**SOURCE EXTRACT**
╭──

Guest blog by Graham Perner, TTF Volunteer
TTF has planted hundreds of native trees alongside our creeks. These buffers along the stream filter and slow polluted runoff from adjacent fields and parking lots. The plants create a shady, cool creek (the kind fish enjoy) and wildlife habitat for birds and other wildlife. Here’s an update from Graham Perner who’s conducting a wildlife survey along one of our buffers:
Hi! I’m Graham Perner and I’m a new volunteer with TTF. I grew up and live in Cheltenham and am a graduate of the University of Wisconsin where I got my degree in Wildlife Ecology.
I’m excited to share an update with you about the mammal and reptile surveys I’m conducting at the TTF creekside planting along the Jenkintown Creek at Ethel Jordan Park in Elkins Park. Every few days, I go out to the park, and check all my tools to see if there are any signs of animals.

╰──

**RECORDS PROVIDED**
╭──

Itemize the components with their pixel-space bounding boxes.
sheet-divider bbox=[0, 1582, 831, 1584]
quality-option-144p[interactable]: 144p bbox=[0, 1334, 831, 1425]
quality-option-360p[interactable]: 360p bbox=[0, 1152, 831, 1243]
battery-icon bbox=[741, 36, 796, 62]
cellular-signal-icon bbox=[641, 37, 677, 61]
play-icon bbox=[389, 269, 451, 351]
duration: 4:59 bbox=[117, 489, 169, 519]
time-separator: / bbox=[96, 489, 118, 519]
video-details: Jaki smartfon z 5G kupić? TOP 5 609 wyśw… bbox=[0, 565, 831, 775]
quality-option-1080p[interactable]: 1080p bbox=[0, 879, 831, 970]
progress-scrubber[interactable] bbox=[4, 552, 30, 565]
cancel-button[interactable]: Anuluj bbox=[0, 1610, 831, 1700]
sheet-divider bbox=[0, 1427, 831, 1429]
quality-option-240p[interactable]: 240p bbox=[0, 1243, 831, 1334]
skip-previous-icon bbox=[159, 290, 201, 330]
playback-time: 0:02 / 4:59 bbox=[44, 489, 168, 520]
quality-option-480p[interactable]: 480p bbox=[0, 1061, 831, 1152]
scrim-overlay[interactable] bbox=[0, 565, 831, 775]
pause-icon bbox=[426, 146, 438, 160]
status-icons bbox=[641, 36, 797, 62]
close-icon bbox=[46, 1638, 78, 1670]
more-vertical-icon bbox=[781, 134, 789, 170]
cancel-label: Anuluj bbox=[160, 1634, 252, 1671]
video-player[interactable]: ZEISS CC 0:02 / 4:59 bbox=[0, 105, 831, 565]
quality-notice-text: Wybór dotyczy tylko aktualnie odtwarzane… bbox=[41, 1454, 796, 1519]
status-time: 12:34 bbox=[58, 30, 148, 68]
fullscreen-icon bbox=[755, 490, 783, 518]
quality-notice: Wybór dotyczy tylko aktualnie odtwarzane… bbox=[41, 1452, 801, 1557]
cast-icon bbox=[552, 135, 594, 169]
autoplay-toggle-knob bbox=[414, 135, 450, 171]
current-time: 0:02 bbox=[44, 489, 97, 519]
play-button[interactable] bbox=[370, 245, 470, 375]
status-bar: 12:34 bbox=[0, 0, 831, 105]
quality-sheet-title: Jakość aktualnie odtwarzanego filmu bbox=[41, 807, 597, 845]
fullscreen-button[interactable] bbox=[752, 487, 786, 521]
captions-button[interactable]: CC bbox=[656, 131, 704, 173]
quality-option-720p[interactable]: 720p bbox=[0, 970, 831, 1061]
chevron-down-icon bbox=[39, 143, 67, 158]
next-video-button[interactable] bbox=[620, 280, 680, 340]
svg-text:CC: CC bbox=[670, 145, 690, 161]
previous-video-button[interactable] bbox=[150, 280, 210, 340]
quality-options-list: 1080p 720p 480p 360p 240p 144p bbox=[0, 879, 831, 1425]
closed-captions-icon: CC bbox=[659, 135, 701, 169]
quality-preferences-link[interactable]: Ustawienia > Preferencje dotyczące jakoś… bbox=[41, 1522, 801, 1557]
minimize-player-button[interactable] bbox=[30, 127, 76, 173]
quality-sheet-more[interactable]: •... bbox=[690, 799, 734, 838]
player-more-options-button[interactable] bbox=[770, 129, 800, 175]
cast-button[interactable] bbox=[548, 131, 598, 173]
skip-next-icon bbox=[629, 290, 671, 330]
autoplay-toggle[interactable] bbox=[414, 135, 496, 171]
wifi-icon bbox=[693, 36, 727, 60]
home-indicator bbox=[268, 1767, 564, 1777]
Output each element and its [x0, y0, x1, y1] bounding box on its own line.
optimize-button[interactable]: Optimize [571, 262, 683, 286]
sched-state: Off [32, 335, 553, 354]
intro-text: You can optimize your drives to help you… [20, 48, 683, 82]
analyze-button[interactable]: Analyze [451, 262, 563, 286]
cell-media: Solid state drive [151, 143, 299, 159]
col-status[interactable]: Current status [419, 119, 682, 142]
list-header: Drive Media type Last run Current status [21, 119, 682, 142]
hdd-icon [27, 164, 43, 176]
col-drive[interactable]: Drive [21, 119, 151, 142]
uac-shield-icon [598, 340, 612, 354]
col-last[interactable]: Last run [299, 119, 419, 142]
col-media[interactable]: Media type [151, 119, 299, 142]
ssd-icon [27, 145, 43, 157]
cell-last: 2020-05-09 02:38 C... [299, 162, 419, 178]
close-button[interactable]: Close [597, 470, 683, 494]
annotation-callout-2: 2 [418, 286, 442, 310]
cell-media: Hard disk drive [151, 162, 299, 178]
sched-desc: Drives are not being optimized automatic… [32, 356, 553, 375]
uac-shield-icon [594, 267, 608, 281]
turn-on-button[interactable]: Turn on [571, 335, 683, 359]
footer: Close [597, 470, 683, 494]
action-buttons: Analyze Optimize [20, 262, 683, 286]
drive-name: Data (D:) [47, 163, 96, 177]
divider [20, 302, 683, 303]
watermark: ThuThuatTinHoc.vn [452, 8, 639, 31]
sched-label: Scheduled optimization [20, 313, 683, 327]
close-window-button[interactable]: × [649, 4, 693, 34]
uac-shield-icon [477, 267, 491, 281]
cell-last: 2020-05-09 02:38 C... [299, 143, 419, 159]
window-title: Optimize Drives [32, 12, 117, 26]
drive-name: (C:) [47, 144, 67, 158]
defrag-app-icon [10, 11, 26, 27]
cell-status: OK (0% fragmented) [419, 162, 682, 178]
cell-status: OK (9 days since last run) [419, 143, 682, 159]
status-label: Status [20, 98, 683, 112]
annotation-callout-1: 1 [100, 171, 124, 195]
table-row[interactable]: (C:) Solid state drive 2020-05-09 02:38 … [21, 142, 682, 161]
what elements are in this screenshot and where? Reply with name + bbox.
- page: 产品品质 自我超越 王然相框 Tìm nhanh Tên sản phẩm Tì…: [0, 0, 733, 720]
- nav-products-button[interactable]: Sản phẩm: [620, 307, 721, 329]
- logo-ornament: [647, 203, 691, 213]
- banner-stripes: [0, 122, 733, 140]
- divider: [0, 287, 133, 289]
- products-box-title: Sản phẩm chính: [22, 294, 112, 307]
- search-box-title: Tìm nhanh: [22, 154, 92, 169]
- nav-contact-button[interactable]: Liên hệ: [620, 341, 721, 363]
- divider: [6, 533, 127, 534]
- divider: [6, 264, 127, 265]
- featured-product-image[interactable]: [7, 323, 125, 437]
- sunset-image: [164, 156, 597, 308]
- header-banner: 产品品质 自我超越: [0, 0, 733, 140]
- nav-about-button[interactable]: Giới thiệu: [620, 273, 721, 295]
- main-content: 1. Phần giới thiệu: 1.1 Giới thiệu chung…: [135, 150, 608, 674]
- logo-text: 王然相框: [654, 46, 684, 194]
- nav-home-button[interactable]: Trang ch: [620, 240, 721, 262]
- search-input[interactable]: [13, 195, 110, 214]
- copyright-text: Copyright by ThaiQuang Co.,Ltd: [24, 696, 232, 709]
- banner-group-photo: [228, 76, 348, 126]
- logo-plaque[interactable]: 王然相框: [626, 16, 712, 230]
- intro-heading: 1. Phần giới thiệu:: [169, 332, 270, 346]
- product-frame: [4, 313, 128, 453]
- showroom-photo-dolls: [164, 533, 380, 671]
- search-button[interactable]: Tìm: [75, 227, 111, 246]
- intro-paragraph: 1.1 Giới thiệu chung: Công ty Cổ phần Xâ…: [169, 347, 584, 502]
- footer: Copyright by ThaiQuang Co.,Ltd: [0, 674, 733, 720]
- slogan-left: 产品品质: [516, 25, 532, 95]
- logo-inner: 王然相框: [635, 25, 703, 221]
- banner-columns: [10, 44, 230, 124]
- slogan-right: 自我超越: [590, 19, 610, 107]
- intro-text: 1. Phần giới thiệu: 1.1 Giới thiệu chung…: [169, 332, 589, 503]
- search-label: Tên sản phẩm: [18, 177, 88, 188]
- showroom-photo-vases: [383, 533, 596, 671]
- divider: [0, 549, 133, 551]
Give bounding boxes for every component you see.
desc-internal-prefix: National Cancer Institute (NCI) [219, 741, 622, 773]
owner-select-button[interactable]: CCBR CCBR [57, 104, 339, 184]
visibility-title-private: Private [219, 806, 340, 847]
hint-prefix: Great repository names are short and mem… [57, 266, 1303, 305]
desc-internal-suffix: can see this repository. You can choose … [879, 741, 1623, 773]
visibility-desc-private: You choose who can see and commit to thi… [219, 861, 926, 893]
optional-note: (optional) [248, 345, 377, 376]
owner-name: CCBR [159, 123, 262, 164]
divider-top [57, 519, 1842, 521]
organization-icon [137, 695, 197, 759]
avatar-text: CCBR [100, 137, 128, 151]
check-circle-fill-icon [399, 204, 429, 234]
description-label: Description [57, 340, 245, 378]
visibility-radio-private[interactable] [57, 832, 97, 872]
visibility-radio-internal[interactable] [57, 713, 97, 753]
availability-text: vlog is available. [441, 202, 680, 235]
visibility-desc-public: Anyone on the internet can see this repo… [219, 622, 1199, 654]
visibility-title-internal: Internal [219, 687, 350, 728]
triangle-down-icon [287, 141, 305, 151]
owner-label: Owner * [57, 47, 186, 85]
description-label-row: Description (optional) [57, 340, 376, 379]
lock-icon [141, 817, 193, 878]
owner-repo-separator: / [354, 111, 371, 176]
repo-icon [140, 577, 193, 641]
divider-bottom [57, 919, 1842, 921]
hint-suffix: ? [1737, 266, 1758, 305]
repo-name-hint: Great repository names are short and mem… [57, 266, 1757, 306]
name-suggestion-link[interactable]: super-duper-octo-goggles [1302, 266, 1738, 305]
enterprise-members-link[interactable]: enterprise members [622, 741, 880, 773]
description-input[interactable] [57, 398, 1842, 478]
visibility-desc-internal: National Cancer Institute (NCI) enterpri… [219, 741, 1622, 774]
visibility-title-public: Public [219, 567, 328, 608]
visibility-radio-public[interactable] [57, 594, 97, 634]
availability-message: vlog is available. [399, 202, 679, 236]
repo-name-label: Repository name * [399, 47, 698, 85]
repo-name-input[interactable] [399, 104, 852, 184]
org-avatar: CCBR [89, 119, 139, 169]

╰──

**EXERCISE SET**
1) In the blog post about the creekside wildlife survey, where did Graham Perner earn his degree in Wildlife Ecology?
2) Carry on the blog post about the creekside wildlife survey from the point where it stops.
You can set the lines aside; they aren't needed here.

**SET OF ANSWERS**
1) At the University of Wisconsin.

2)
I have three sets of tools that I’ll be using throughout the study. The first, which hasn’t been set up due to the recent rainy weather, are the track plates. These are metal plates that are covered in black carbon powder. When an animal steps on the plate, it will leave a footprint which I can use to identify the type of animal. The second tool is called a cover board. These are wooded boards that I put down as shelter for animals, mostly reptiles. Every couple of days, I come out, lift up the boards and see what’s underneath. It’s a lot like going by the creek to lift up a log or rock to see what’s under it!
Our last tool is a set of trail cameras. These are motion sensor cameras that takes two pictures when something sets them off. We have already captured some pretty cool stuff from these cameras — take a look through the slideshow above! I hope to record even more animals on these cameras and hope to be surprised by what’s out there in our suburban neighborhoods.
I will continue to provide regular updates throughout this project, but here’s my wildlife tally so far: Red Fox, Canada Goose, Grey Squirrel, White-tailed Deer, American Robin, White-breasted Nuthatch, Mourning Dove, American Goldfinch, Red-headed Woodpecker, and Common Grackle.
Any questions? Contact me at firstname.lastname@example.org.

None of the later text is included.